# What is required:
Copy out all of the data exactly as it appears.

# Records shown:

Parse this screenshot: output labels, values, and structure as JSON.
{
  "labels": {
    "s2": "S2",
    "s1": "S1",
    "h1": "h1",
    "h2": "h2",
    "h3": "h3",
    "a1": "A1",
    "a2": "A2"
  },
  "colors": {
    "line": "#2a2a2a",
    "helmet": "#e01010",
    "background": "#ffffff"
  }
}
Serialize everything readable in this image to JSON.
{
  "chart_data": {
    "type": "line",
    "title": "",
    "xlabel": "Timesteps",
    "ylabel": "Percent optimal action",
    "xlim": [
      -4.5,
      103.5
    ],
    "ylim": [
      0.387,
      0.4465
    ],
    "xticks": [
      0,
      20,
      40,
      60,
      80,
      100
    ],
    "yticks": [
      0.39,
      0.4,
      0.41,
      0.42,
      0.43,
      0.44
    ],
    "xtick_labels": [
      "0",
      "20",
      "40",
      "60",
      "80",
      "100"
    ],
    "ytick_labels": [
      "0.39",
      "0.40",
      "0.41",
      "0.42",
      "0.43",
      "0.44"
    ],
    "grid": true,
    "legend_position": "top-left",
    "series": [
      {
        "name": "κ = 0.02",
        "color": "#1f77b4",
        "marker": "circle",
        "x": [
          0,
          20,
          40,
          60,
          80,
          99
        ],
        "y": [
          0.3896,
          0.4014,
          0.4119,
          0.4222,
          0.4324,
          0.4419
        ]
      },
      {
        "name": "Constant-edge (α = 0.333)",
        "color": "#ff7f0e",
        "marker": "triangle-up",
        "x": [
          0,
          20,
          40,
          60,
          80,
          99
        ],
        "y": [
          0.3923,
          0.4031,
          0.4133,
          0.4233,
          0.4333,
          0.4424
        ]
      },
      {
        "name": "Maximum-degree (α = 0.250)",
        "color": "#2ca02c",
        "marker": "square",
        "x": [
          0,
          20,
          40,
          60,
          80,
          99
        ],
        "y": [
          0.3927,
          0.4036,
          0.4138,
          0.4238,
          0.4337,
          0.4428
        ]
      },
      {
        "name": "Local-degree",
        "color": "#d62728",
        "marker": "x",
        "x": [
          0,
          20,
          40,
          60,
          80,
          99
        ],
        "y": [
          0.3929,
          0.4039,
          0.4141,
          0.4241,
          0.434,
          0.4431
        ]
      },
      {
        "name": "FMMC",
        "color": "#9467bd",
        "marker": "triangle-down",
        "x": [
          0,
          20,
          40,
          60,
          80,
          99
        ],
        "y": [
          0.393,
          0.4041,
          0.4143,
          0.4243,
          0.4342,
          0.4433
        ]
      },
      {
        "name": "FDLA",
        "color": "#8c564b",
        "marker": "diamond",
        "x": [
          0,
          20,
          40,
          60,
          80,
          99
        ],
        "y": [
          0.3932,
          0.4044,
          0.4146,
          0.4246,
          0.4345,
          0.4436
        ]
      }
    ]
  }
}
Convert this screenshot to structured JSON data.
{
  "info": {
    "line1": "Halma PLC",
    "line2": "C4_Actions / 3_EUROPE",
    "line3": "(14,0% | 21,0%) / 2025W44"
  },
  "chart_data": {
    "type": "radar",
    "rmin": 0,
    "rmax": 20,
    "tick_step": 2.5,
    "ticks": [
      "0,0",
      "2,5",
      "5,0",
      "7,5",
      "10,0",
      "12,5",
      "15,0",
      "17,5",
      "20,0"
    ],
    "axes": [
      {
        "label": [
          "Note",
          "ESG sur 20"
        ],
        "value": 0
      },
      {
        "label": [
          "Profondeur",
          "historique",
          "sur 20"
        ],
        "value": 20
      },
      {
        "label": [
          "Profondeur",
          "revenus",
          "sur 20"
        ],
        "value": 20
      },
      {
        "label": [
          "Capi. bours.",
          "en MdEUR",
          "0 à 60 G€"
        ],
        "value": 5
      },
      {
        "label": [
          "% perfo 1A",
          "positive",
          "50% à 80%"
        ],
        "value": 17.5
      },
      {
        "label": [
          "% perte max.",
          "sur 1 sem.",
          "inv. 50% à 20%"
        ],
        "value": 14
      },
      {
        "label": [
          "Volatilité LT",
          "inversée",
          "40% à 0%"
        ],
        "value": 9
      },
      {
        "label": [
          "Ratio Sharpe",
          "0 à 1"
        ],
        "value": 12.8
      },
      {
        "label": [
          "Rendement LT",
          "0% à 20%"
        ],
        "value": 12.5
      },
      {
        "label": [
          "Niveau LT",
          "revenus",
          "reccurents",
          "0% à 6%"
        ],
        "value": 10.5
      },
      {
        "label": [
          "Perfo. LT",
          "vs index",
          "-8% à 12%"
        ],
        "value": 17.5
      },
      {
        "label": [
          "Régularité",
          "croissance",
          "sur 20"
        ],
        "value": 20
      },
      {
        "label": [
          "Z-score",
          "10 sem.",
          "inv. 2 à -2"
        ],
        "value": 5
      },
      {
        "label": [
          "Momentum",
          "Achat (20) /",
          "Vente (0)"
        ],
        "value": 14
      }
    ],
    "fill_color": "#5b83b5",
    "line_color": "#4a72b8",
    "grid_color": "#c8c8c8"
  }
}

# Output for this exercise:
Parse this screenshot: output labels, values, and structure as JSON.
{
  "labels": {
    "s2": "S2",
    "s1": "S1",
    "h1": "h1",
    "h2": "h2",
    "h3": "h3",
    "a1": "A1",
    "a2": "A2"
  },
  "colors": {
    "line": "#2a2a2a",
    "helmet": "#e01010",
    "background": "#ffffff"
  }
}
Serialize everything readable in this image to JSON.
{
  "chart_data": {
    "type": "line",
    "title": "",
    "xlabel": "Timesteps",
    "ylabel": "Percent optimal action",
    "xlim": [
      -4.5,
      103.5
    ],
    "ylim": [
      0.387,
      0.4465
    ],
    "xticks": [
      0,
      20,
      40,
      60,
      80,
      100
    ],
    "yticks": [
      0.39,
      0.4,
      0.41,
      0.42,
      0.43,
      0.44
    ],
    "xtick_labels": [
      "0",
      "20",
      "40",
      "60",
      "80",
      "100"
    ],
    "ytick_labels": [
      "0.39",
      "0.40",
      "0.41",
      "0.42",
      "0.43",
      "0.44"
    ],
    "grid": true,
    "legend_position": "top-left",
    "series": [
      {
        "name": "κ = 0.02",
        "color": "#1f77b4",
        "marker": "circle",
        "x": [
          0,
          20,
          40,
          60,
          80,
          99
        ],
        "y": [
          0.3896,
          0.4014,
          0.4119,
          0.4222,
          0.4324,
          0.4419
        ]
      },
      {
        "name": "Constant-edge (α = 0.333)",
        "color": "#ff7f0e",
        "marker": "triangle-up",
        "x": [
          0,
          20,
          40,
          60,
          80,
          99
        ],
        "y": [
          0.3923,
          0.4031,
          0.4133,
          0.4233,
          0.4333,
          0.4424
        ]
      },
      {
        "name": "Maximum-degree (α = 0.250)",
        "color": "#2ca02c",
        "marker": "square",
        "x": [
          0,
          20,
          40,
          60,
          80,
          99
        ],
        "y": [
          0.3927,
          0.4036,
          0.4138,
          0.4238,
          0.4337,
          0.4428
        ]
      },
      {
        "name": "Local-degree",
        "color": "#d62728",
        "marker": "x",
        "x": [
          0,
          20,
          40,
          60,
          80,
          99
        ],
        "y": [
          0.3929,
          0.4039,
          0.4141,
          0.4241,
          0.434,
          0.4431
        ]
      },
      {
        "name": "FMMC",
        "color": "#9467bd",
        "marker": "triangle-down",
        "x": [
          0,
          20,
          40,
          60,
          80,
          99
        ],
        "y": [
          0.393,
          0.4041,
          0.4143,
          0.4243,
          0.4342,
          0.4433
        ]
      },
      {
        "name": "FDLA",
        "color": "#8c564b",
        "marker": "diamond",
        "x": [
          0,
          20,
          40,
          60,
          80,
          99
        ],
        "y": [
          0.3932,
          0.4044,
          0.4146,
          0.4246,
          0.4345,
          0.4436
        ]
      }
    ]
  }
}
Convert this screenshot to structured JSON data.
{
  "info": {
    "line1": "Halma PLC",
    "line2": "C4_Actions / 3_EUROPE",
    "line3": "(14,0% | 21,0%) / 2025W44"
  },
  "chart_data": {
    "type": "radar",
    "rmin": 0,
    "rmax": 20,
    "tick_step": 2.5,
    "ticks": [
      "0,0",
      "2,5",
      "5,0",
      "7,5",
      "10,0",
      "12,5",
      "15,0",
      "17,5",
      "20,0"
    ],
    "axes": [
      {
        "label": [
          "Note",
          "ESG sur 20"
        ],
        "value": 0
      },
      {
        "label": [
          "Profondeur",
          "historique",
          "sur 20"
        ],
        "value": 20
      },
      {
        "label": [
          "Profondeur",
          "revenus",
          "sur 20"
        ],
        "value": 20
      },
      {
        "label": [
          "Capi. bours.",
          "en MdEUR",
          "0 à 60 G€"
        ],
        "value": 5
      },
      {
        "label": [
          "% perfo 1A",
          "positive",
          "50% à 80%"
        ],
        "value": 17.5
      },
      {
        "label": [
          "% perte max.",
          "sur 1 sem.",
          "inv. 50% à 20%"
        ],
        "value": 14
      },
      {
        "label": [
          "Volatilité LT",
          "inversée",
          "40% à 0%"
        ],
        "value": 9
      },
      {
        "label": [
          "Ratio Sharpe",
          "0 à 1"
        ],
        "value": 12.8
      },
      {
        "label": [
          "Rendement LT",
          "0% à 20%"
        ],
        "value": 12.5
      },
      {
        "label": [
          "Niveau LT",
          "revenus",
          "reccurents",
          "0% à 6%"
        ],
        "value": 10.5
      },
      {
        "label": [
          "Perfo. LT",
          "vs index",
          "-8% à 12%"
        ],
        "value": 17.5
      },
      {
        "label": [
          "Régularité",
          "croissance",
          "sur 20"
        ],
        "value": 20
      },
      {
        "label": [
          "Z-score",
          "10 sem.",
          "inv. 2 à -2"
        ],
        "value": 5
      },
      {
        "label": [
          "Momentum",
          "Achat (20) /",
          "Vente (0)"
        ],
        "value": 14
      }
    ],
    "fill_color": "#5b83b5",
    "line_color": "#4a72b8",
    "grid_color": "#c8c8c8"
  }
}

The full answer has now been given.